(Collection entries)
# # #

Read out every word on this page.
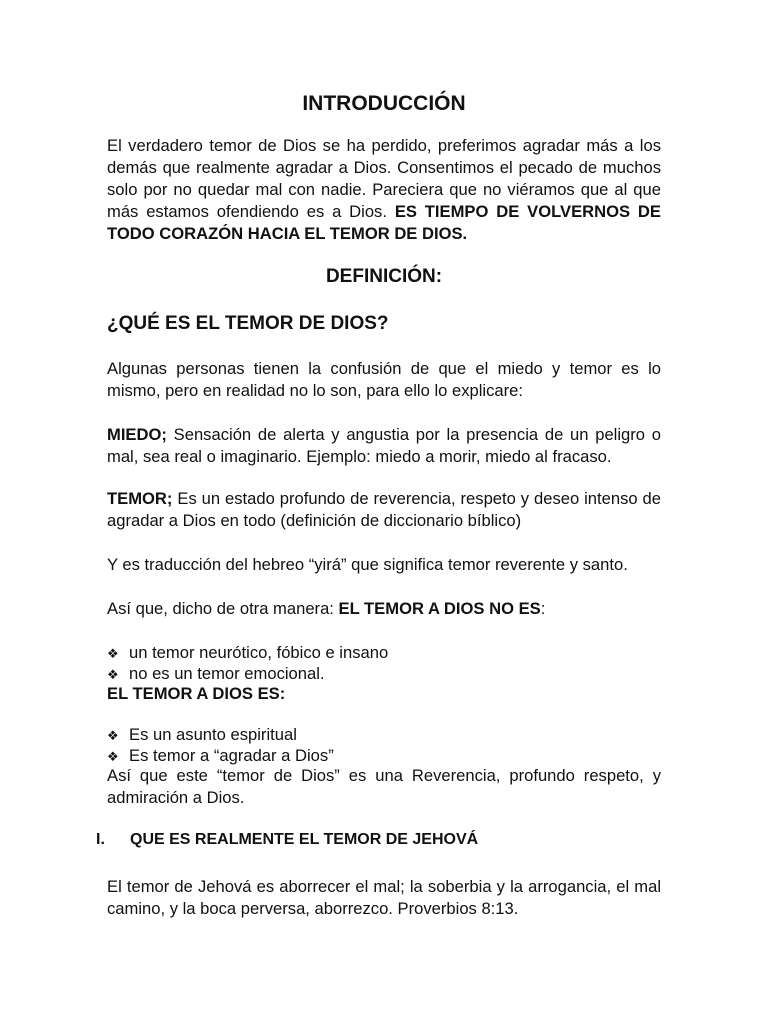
INTRODUCCIÓN

El verdadero temor de Dios se ha perdido, preferimos agradar más a los demás que realmente agradar a Dios. Consentimos el pecado de muchos solo por no quedar mal con nadie. Pareciera que no viéramos que al que más estamos ofendiendo es a Dios. ES TIEMPO DE VOLVERNOS DE TODO CORAZÓN HACIA EL TEMOR DE DIOS.

DEFINICIÓN:
¿QUÉ ES EL TEMOR DE DIOS?

Algunas personas tienen la confusión de que el miedo y temor es lo mismo, pero en realidad no lo son, para ello lo explicare:

MIEDO; Sensación de alerta y angustia por la presencia de un peligro o mal, sea real o imaginario. Ejemplo: miedo a morir, miedo al fracaso.

TEMOR; Es un estado profundo de reverencia, respeto y deseo intenso de agradar a Dios en todo (definición de diccionario bíblico)

Y es traducción del hebreo “yirá” que significa temor reverente y santo.

Así que, dicho de otra manera: EL TEMOR A DIOS NO ES:

❖ un temor neurótico, fóbico e insano
❖ no es un temor emocional.

EL TEMOR A DIOS ES:

❖ Es un asunto espiritual
❖ Es temor a “agradar a Dios”

Así que este “temor de Dios” es una Reverencia, profundo respeto, y admiración a Dios.

I.	QUE ES REALMENTE EL TEMOR DE JEHOVÁ

El temor de Jehová es aborrecer el mal; la soberbia y la arrogancia, el mal camino, y la boca perversa, aborrezco. Proverbios 8:13.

# # #

_Instructions for the task_: Quote all the records verbatim, dropping any pictures from your copy.

_Answer for this exercise_:
Read out every word on this page.
INTRODUCCIÓN

El verdadero temor de Dios se ha perdido, preferimos agradar más a los demás que realmente agradar a Dios. Consentimos el pecado de muchos solo por no quedar mal con nadie. Pareciera que no viéramos que al que más estamos ofendiendo es a Dios. ES TIEMPO DE VOLVERNOS DE TODO CORAZÓN HACIA EL TEMOR DE DIOS.

DEFINICIÓN:
¿QUÉ ES EL TEMOR DE DIOS?

Algunas personas tienen la confusión de que el miedo y temor es lo mismo, pero en realidad no lo son, para ello lo explicare:

MIEDO; Sensación de alerta y angustia por la presencia de un peligro o mal, sea real o imaginario. Ejemplo: miedo a morir, miedo al fracaso.

TEMOR; Es un estado profundo de reverencia, respeto y deseo intenso de agradar a Dios en todo (definición de diccionario bíblico)

Y es traducción del hebreo “yirá” que significa temor reverente y santo.

Así que, dicho de otra manera: EL TEMOR A DIOS NO ES:

❖ un temor neurótico, fóbico e insano
❖ no es un temor emocional.

EL TEMOR A DIOS ES:

❖ Es un asunto espiritual
❖ Es temor a “agradar a Dios”

Así que este “temor de Dios” es una Reverencia, profundo respeto, y admiración a Dios.

I.	QUE ES REALMENTE EL TEMOR DE JEHOVÁ

El temor de Jehová es aborrecer el mal; la soberbia y la arrogancia, el mal camino, y la boca perversa, aborrezco. Proverbios 8:13.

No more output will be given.